▶ [Text block]
****************************************

Dosvedanya and farewell, RadioAstron
(11 June 2019 - NRAO) On May 30, 2019, the Russian RadioAstron satellite — the farthest element of an Earth-to-space radio-telescope system — ended its service.
During its mission, RadioAstron helped to capture some of astronomy’s highest-resolution images and studied the extreme physics of astronomical objects by working with telescopes around the world, including the National Science Foundation’s Green Bank Telescope in Green Bank, W.Va.
Launched in July 2011, RadioAstron used the 43 Meter (140 Foot) Telescope at the Green Bank Observatory as one of only two sites to download data for the Russian-made satellite.
Artist impression of the RadioAstron satellite (courtesy: Lavochkin Association)
RadioAstron excited the international scientific community for the unique science it enabled. Its high resolution was achieved through a technique known as “Very Long Baseline Interferometry,” which linked various radio antennas on Earth with the orbiting RadioAstron satellite to create a single, virtual telescope that extended into space.
RadioAstron’s achievements included observing a black hole’s jet in the center of the giant galaxy NGC 1275 (also known as radio source Perseus A, or 3C 84) revealing the jet structure 10 times closer to the black hole than previously known; the discovery of galactic water masers as small as the Sun, the smallest maser sources ever observed; and the detection of low frequency interference fringes on long baselines, giving a new understanding of the ionized interstellar medium.
The RadioAstron project was led by the Astro Space Center of the Lebedev Physical Institute of the Russian Academy of Sciences and the Lavochkin Scientific and Production Association under a contract with the Russian Federal Space Agency, in collaboration with partner organizations in Russia and other countries. The Green Bank Observatory is a facility of the National Science Foundation, operated under cooperative agreement by Associated Universities, Inc.
When RadioAstron was launched and up to October 2016, the telescopes at Green Bank were part of the National Radio Astronomy Observatory, which signed the initial contract to collaborate on this mission. The National Radio Astronomy Observatory is a facility of the National Science Foundation, operated under cooperative agreement by Associated Universities, Inc.

****************************************

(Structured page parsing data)

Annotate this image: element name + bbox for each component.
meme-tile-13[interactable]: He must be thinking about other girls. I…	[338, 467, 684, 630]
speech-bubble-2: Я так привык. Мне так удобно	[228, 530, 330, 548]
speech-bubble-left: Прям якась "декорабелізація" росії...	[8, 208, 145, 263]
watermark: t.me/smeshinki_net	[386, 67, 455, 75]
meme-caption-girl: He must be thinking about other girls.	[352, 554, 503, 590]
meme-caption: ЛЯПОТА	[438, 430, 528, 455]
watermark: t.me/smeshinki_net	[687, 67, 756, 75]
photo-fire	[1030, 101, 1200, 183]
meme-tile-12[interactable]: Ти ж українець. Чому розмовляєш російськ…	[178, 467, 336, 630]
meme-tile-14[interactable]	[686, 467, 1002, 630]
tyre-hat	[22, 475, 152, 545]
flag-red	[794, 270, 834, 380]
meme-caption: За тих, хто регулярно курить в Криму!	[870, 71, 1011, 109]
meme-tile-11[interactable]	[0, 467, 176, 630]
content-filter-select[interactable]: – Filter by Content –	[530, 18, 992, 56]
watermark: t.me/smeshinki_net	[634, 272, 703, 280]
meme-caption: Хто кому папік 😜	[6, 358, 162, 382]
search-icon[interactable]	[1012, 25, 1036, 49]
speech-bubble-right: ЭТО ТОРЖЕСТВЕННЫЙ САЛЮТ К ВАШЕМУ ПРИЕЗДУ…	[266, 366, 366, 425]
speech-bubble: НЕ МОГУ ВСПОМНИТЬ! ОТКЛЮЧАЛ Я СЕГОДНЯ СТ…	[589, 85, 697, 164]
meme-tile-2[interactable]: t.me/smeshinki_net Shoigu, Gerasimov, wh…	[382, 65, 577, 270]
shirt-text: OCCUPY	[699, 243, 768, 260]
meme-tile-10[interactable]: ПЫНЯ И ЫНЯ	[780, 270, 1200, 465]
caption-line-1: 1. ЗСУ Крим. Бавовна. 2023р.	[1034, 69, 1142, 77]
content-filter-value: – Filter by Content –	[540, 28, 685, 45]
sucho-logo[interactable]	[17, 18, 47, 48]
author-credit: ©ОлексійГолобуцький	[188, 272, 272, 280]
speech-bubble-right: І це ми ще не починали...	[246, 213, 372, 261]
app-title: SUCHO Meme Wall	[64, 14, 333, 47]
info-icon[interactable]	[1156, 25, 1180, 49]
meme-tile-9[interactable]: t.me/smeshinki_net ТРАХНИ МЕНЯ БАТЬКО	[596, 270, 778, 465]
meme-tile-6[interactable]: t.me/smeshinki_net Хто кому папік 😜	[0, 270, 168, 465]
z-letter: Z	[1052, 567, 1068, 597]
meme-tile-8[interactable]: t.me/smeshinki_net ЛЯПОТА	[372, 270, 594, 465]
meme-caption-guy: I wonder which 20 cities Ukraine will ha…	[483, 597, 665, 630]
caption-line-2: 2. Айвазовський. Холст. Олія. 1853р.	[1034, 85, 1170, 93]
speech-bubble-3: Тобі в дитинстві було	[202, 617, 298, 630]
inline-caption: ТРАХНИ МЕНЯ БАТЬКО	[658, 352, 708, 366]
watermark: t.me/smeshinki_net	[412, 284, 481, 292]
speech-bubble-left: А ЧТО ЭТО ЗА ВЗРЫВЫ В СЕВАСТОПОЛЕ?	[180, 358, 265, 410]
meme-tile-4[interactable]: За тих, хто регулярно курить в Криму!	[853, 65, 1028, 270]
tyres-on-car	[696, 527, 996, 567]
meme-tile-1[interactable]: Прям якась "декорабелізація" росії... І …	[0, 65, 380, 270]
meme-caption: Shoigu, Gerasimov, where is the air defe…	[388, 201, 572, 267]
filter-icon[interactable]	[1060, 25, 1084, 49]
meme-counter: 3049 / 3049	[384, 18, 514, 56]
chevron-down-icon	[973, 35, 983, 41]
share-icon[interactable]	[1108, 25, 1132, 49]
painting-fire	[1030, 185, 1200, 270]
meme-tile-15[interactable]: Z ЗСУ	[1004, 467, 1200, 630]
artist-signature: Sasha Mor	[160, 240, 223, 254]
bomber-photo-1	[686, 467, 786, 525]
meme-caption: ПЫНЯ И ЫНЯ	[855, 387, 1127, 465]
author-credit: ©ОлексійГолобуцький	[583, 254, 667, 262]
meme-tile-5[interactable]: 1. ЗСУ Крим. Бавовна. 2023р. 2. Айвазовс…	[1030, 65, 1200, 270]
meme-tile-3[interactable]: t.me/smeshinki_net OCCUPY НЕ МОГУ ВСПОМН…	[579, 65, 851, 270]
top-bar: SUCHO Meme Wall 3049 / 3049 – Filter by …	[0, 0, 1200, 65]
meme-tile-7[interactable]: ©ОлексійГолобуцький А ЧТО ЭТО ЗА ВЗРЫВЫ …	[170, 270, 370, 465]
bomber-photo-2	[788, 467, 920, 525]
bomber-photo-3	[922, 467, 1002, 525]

****************************************

▶ [Exercise instructions]
(a) Reproduce word for word the passage of the RadioAstron article that starts with the words containing "During its mission, RadioAstron" and ends with "(courtesy: Lavochkin Association)".
(b) According to the RadioAstron article, on what date did the RadioAstron satellite end its service?
This listing was taken from a separate source.

▶ [Answers by task]
(a)
During its mission, RadioAstron helped to capture some of astronomy’s highest-resolution images and studied the extreme physics of astronomical objects by working with telescopes around the world, including the National Science Foundation’s Green Bank Telescope in Green Bank, W.Va.
Launched in July 2011, RadioAstron used the 43 Meter (140 Foot) Telescope at the Green Bank Observatory as one of only two sites to download data for the Russian-made satellite.
Artist impression of the RadioAstron satellite (courtesy: Lavochkin Association)

(b) May 30, 2019.